* _WHAT THE TASK REQUIRES_:
Filter the data for lines with the word "vuodet", then copy every line so identified.

* _GIVEN RECORDS_:
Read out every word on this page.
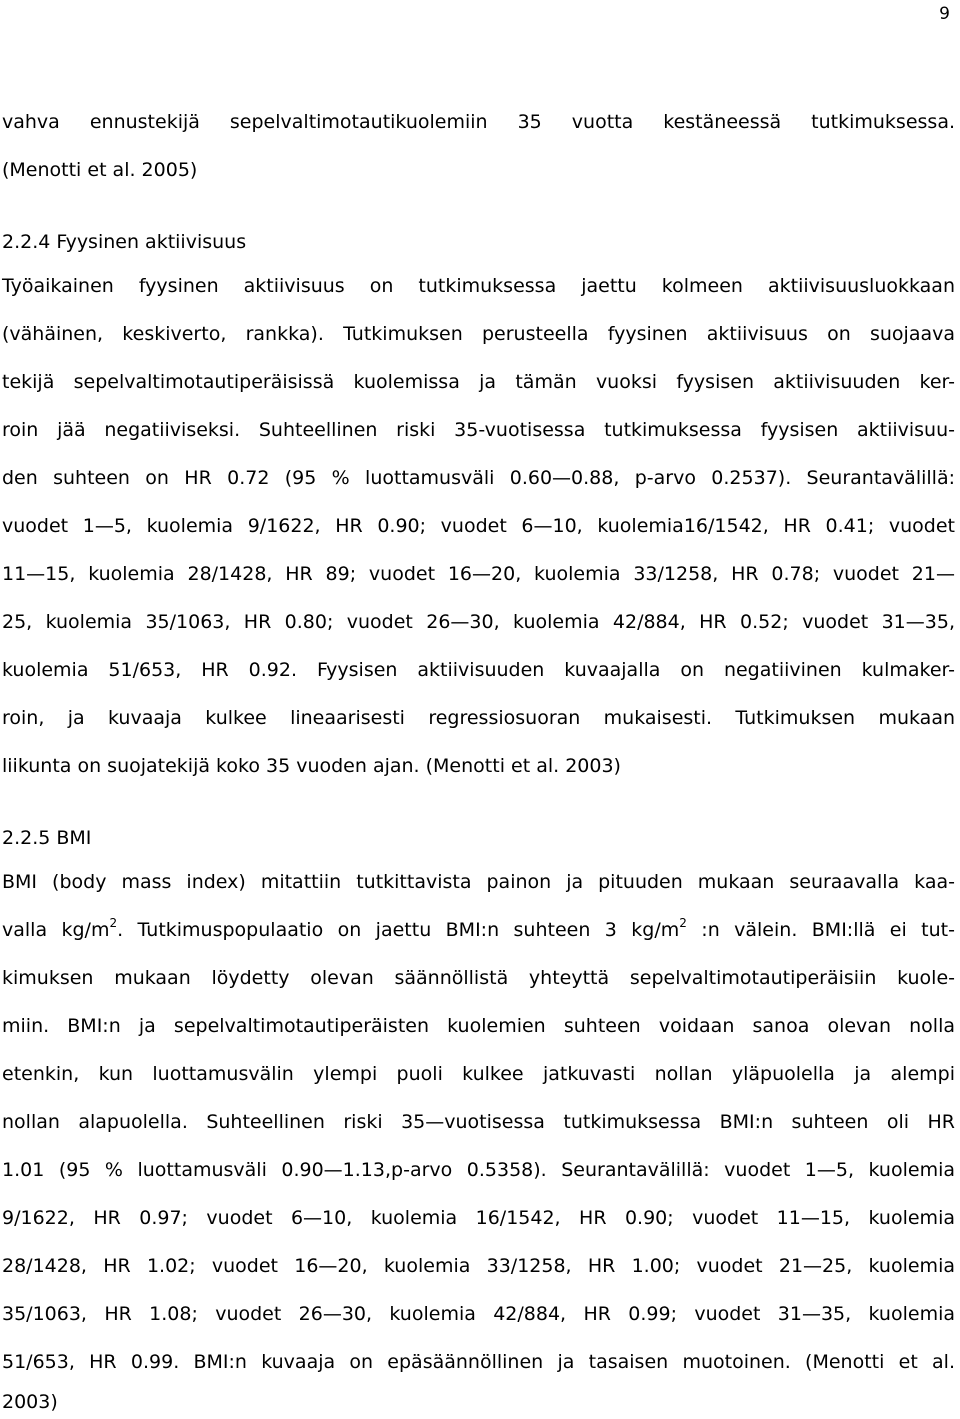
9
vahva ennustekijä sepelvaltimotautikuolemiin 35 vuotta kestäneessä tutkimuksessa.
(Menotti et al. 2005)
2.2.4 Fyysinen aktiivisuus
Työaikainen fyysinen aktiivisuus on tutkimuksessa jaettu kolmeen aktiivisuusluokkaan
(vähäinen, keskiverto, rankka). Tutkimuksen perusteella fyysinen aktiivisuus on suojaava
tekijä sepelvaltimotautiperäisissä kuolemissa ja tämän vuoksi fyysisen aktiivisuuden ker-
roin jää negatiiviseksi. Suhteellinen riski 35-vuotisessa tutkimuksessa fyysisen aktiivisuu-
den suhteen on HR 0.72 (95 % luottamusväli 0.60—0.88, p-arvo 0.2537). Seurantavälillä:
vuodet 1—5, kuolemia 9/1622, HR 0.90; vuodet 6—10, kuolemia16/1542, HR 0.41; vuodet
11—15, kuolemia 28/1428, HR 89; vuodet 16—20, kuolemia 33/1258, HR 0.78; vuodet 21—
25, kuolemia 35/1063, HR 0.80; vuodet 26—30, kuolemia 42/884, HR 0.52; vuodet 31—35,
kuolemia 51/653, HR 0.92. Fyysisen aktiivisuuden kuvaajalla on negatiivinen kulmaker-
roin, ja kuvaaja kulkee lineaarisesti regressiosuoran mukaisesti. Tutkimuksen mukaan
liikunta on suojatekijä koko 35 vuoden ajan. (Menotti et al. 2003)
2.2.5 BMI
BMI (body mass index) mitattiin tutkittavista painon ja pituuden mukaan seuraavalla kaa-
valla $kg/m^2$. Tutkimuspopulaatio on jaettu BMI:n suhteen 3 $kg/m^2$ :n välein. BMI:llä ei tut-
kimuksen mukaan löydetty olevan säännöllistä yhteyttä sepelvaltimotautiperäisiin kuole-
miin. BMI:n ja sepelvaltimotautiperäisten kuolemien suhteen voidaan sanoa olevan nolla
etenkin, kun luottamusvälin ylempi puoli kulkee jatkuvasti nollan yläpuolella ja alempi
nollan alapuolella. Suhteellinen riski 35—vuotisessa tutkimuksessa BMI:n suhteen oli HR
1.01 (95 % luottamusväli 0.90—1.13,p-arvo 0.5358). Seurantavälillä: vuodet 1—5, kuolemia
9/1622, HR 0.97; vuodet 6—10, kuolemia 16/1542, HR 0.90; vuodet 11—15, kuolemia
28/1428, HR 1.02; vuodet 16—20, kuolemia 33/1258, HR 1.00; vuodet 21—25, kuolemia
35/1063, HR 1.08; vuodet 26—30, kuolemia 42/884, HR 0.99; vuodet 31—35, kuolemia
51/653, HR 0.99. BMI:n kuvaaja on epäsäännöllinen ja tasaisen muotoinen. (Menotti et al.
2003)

--

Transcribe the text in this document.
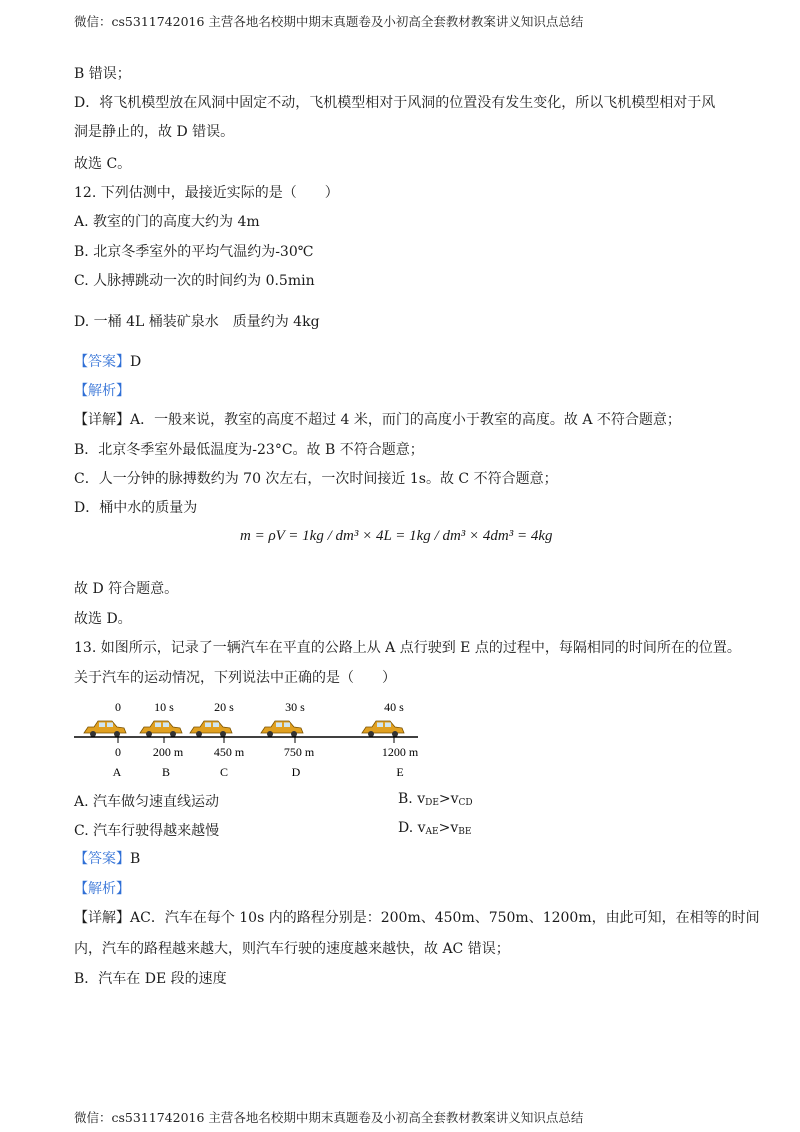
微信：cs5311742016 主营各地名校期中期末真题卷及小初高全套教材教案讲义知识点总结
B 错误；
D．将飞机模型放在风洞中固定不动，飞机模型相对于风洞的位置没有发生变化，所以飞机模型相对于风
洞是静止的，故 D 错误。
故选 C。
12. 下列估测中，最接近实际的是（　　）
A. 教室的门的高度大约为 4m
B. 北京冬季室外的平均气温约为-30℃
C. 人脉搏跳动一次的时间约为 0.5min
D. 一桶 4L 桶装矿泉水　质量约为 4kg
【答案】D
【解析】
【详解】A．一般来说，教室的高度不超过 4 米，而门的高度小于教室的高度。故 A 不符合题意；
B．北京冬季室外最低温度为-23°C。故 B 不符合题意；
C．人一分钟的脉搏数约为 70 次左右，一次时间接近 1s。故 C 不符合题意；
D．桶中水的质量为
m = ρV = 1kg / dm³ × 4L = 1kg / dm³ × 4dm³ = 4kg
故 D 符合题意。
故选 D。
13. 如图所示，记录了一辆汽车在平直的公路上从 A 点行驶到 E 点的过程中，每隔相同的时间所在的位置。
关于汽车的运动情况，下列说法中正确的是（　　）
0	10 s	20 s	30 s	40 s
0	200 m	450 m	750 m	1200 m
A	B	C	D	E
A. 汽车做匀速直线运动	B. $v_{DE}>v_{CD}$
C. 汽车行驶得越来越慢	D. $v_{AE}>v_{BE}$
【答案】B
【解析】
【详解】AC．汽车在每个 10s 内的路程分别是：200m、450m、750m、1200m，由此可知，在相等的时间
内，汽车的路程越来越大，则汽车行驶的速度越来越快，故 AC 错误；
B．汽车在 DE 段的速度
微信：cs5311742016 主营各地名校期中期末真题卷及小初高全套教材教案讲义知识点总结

* * *

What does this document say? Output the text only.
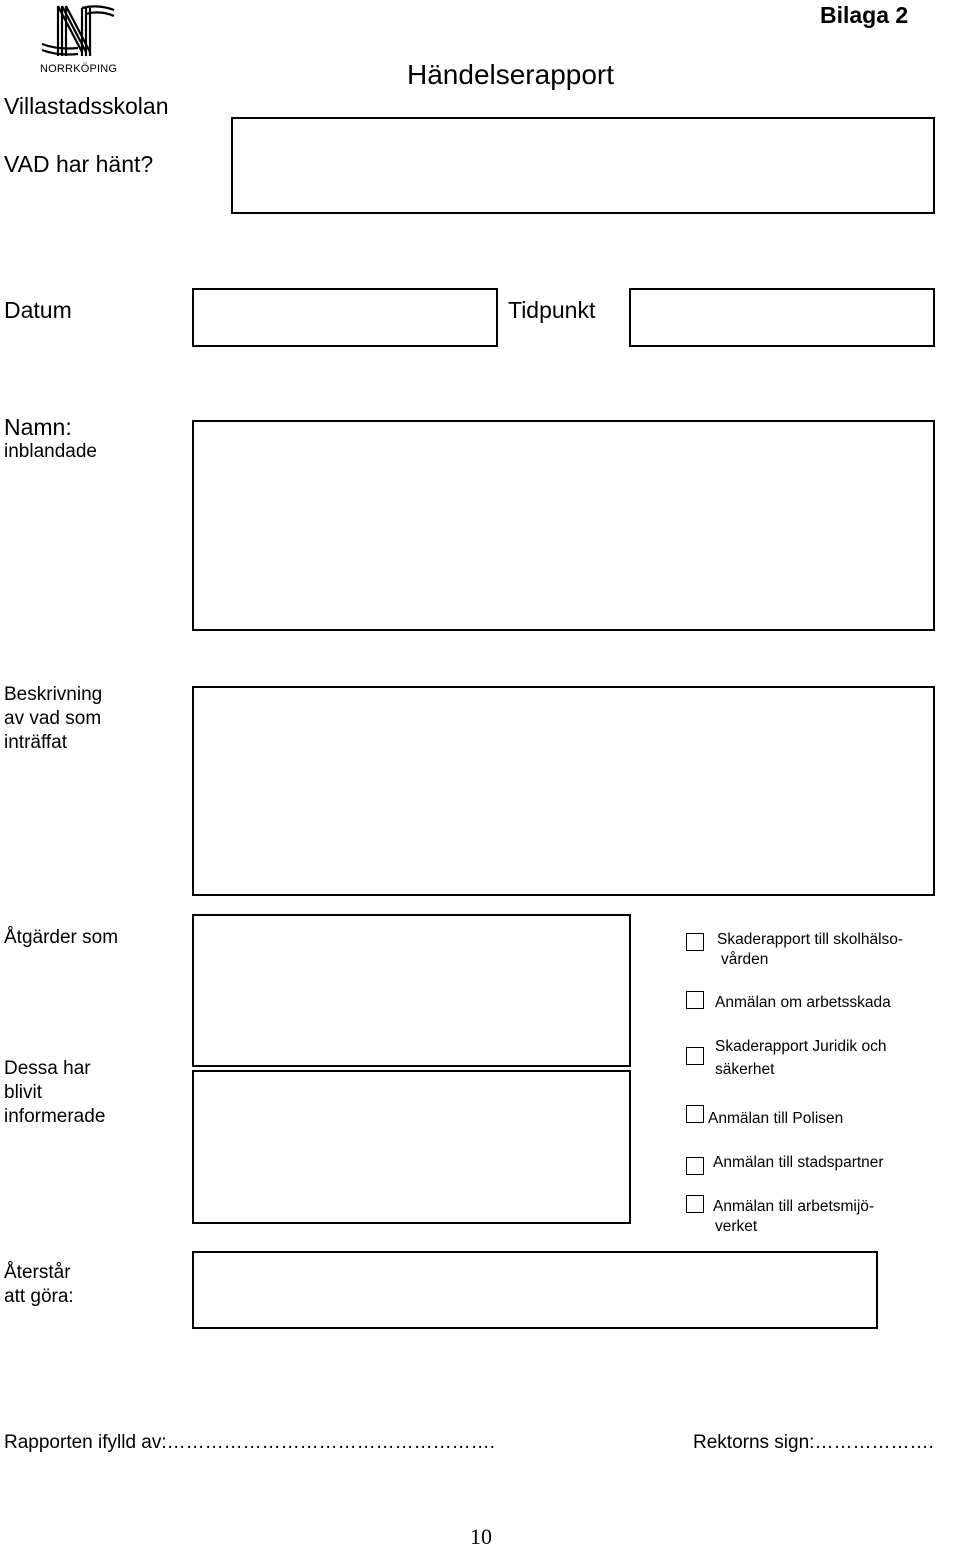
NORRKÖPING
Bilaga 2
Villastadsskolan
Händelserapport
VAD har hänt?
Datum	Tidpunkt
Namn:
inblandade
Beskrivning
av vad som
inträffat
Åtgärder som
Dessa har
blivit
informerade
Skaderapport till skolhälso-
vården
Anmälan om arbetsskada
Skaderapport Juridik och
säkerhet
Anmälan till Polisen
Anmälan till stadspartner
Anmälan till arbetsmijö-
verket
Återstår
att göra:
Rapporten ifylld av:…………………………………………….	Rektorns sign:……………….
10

* _RESPONSE TO THE TASK_:
vuodet 1—5, kuolemia 9/1622, HR 0.90; vuodet 6—10, kuolemia16/1542, HR 0.41; vuodet
11—15, kuolemia 28/1428, HR 89; vuodet 16—20, kuolemia 33/1258, HR 0.78; vuodet 21—
25, kuolemia 35/1063, HR 0.80; vuodet 26—30, kuolemia 42/884, HR 0.52; vuodet 31—35,
1.01 (95 % luottamusväli 0.90—1.13,p-arvo 0.5358). Seurantavälillä: vuodet 1—5, kuolemia
9/1622, HR 0.97; vuodet 6—10, kuolemia 16/1542, HR 0.90; vuodet 11—15, kuolemia
28/1428, HR 1.02; vuodet 16—20, kuolemia 33/1258, HR 1.00; vuodet 21—25, kuolemia
35/1063, HR 1.08; vuodet 26—30, kuolemia 42/884, HR 0.99; vuodet 31—35, kuolemia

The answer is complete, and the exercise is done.